BEGIN Records supplied

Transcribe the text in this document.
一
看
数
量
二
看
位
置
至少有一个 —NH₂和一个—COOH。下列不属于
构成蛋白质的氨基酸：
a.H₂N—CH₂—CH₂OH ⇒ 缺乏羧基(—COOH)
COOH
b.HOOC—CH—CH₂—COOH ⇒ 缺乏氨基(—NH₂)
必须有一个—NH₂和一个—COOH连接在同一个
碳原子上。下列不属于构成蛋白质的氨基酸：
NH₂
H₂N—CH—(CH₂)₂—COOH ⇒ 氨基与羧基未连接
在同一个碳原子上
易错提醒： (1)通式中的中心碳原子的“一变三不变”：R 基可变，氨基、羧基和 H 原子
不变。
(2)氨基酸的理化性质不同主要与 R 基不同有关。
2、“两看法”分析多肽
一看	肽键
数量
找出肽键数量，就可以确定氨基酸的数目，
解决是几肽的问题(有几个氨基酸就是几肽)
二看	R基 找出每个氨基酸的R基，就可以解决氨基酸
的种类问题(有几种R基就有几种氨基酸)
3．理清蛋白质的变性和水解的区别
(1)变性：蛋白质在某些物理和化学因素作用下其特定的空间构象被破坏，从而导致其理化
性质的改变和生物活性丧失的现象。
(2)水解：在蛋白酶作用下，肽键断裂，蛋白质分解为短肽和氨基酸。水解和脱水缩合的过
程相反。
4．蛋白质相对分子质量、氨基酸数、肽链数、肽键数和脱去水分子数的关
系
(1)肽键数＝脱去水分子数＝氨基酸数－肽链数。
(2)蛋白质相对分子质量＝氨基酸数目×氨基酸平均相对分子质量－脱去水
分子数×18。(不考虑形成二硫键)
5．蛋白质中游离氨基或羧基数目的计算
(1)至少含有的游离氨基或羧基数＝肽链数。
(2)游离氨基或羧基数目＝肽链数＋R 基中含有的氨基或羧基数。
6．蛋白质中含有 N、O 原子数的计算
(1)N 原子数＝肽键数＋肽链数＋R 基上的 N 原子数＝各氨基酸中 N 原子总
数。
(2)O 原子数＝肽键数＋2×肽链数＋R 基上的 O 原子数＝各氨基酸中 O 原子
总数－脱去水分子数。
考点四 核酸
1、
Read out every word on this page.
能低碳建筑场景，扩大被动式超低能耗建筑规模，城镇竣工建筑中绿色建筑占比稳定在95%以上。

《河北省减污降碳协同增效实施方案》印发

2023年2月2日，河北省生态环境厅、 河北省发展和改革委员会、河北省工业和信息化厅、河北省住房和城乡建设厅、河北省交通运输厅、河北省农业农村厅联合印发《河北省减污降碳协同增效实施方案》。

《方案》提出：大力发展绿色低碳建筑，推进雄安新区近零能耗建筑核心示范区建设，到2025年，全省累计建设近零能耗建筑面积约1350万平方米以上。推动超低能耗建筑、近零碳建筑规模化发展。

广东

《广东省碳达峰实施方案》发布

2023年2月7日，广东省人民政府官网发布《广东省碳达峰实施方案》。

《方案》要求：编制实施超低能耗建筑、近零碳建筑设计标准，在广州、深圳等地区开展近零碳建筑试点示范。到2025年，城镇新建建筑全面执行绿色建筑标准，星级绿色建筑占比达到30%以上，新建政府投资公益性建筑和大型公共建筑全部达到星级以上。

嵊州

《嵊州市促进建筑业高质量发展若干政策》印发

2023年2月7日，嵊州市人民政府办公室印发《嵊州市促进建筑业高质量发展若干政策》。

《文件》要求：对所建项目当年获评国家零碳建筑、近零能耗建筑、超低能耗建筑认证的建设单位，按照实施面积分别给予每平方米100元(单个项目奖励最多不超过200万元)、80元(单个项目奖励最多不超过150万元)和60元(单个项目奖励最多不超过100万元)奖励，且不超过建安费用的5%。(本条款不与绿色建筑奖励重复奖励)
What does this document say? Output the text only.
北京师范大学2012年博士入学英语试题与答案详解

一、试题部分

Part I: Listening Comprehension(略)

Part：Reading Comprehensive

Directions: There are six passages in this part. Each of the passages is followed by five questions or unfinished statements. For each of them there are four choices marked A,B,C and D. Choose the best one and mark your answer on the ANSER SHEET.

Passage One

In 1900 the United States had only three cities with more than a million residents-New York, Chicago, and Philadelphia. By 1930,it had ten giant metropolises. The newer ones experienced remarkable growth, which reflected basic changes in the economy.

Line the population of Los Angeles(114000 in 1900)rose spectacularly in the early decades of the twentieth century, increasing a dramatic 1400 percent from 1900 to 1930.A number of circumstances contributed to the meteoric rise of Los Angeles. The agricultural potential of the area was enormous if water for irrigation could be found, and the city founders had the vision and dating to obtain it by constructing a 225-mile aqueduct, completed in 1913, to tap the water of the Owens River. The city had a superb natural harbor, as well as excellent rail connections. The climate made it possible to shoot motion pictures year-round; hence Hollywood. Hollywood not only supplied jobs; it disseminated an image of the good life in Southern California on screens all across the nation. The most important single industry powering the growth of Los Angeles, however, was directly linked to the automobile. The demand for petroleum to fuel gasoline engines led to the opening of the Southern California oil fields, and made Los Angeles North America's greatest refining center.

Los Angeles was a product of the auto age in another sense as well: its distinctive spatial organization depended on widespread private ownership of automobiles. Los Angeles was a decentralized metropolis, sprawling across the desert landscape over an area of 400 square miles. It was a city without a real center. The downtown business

END Records supplied

*Task directions*.
From the entries above, copy each line holding "各氨基酸中".

*Answer to the task*.
(1)N 原子数＝肽键数＋肽链数＋R 基上的 N 原子数＝各氨基酸中 N 原子总
(2)O 原子数＝肽键数＋2×肽链数＋R 基上的 O 原子数＝各氨基酸中 O 原子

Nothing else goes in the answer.